### [Material supplied]

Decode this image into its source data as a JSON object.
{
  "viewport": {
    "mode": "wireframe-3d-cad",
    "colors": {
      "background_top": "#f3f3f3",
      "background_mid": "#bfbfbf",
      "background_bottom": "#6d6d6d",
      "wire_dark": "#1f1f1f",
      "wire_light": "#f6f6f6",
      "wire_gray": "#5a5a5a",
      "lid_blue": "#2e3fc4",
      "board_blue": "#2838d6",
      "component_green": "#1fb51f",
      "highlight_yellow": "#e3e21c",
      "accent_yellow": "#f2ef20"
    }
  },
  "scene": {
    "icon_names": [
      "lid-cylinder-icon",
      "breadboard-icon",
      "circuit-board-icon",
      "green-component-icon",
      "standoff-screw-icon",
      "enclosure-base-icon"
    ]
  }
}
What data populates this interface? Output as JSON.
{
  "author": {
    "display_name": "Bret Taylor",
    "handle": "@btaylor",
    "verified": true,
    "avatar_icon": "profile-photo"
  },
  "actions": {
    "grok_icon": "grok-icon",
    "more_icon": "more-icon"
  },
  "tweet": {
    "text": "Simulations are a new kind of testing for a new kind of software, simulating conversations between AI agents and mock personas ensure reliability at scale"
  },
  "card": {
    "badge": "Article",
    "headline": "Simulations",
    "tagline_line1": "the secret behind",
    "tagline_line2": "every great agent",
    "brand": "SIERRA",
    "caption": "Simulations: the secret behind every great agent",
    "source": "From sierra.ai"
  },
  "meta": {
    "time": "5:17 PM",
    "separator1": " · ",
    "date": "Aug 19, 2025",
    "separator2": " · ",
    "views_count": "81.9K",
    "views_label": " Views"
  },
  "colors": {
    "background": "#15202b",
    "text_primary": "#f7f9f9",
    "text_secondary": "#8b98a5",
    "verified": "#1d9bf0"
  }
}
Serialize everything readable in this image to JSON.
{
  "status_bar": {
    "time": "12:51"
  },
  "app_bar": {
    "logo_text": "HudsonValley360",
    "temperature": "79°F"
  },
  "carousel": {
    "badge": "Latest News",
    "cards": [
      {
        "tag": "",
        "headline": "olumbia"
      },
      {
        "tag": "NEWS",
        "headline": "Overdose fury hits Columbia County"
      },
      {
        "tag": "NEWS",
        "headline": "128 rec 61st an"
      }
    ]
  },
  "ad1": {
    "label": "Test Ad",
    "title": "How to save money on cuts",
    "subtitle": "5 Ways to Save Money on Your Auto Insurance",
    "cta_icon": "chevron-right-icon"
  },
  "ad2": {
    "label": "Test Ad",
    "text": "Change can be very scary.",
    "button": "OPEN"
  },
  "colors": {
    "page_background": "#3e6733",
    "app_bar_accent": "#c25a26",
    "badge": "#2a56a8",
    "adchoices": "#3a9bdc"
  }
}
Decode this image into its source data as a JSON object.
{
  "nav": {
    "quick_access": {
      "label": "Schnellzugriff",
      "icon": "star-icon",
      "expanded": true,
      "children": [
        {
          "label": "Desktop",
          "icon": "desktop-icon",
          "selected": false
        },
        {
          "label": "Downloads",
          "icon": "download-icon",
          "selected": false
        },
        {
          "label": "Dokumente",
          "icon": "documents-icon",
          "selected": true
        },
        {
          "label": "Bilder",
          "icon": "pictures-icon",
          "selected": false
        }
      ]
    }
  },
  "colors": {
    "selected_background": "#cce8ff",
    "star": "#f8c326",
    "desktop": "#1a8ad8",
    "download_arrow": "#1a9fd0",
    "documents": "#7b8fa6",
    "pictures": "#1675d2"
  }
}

### [Instructions to follow]
Every line from the one containing "Serialize everything readable" through the end of the entries above must be echoed exactly, with both ends kept.

### [Answer to this task]
Serialize everything readable in this image to JSON.
{
  "status_bar": {
    "time": "12:51"
  },
  "app_bar": {
    "logo_text": "HudsonValley360",
    "temperature": "79°F"
  },
  "carousel": {
    "badge": "Latest News",
    "cards": [
      {
        "tag": "",
        "headline": "olumbia"
      },
      {
        "tag": "NEWS",
        "headline": "Overdose fury hits Columbia County"
      },
      {
        "tag": "NEWS",
        "headline": "128 rec 61st an"
      }
    ]
  },
  "ad1": {
    "label": "Test Ad",
    "title": "How to save money on cuts",
    "subtitle": "5 Ways to Save Money on Your Auto Insurance",
    "cta_icon": "chevron-right-icon"
  },
  "ad2": {
    "label": "Test Ad",
    "text": "Change can be very scary.",
    "button": "OPEN"
  },
  "colors": {
    "page_background": "#3e6733",
    "app_bar_accent": "#c25a26",
    "badge": "#2a56a8",
    "adchoices": "#3a9bdc"
  }
}
Decode this image into its source data as a JSON object.
{
  "nav": {
    "quick_access": {
      "label": "Schnellzugriff",
      "icon": "star-icon",
      "expanded": true,
      "children": [
        {
          "label": "Desktop",
          "icon": "desktop-icon",
          "selected": false
        },
        {
          "label": "Downloads",
          "icon": "download-icon",
          "selected": false
        },
        {
          "label": "Dokumente",
          "icon": "documents-icon",
          "selected": true
        },
        {
          "label": "Bilder",
          "icon": "pictures-icon",
          "selected": false
        }
      ]
    }
  },
  "colors": {
    "selected_background": "#cce8ff",
    "star": "#f8c326",
    "desktop": "#1a8ad8",
    "download_arrow": "#1a9fd0",
    "documents": "#7b8fa6",
    "pictures": "#1675d2"
  }
}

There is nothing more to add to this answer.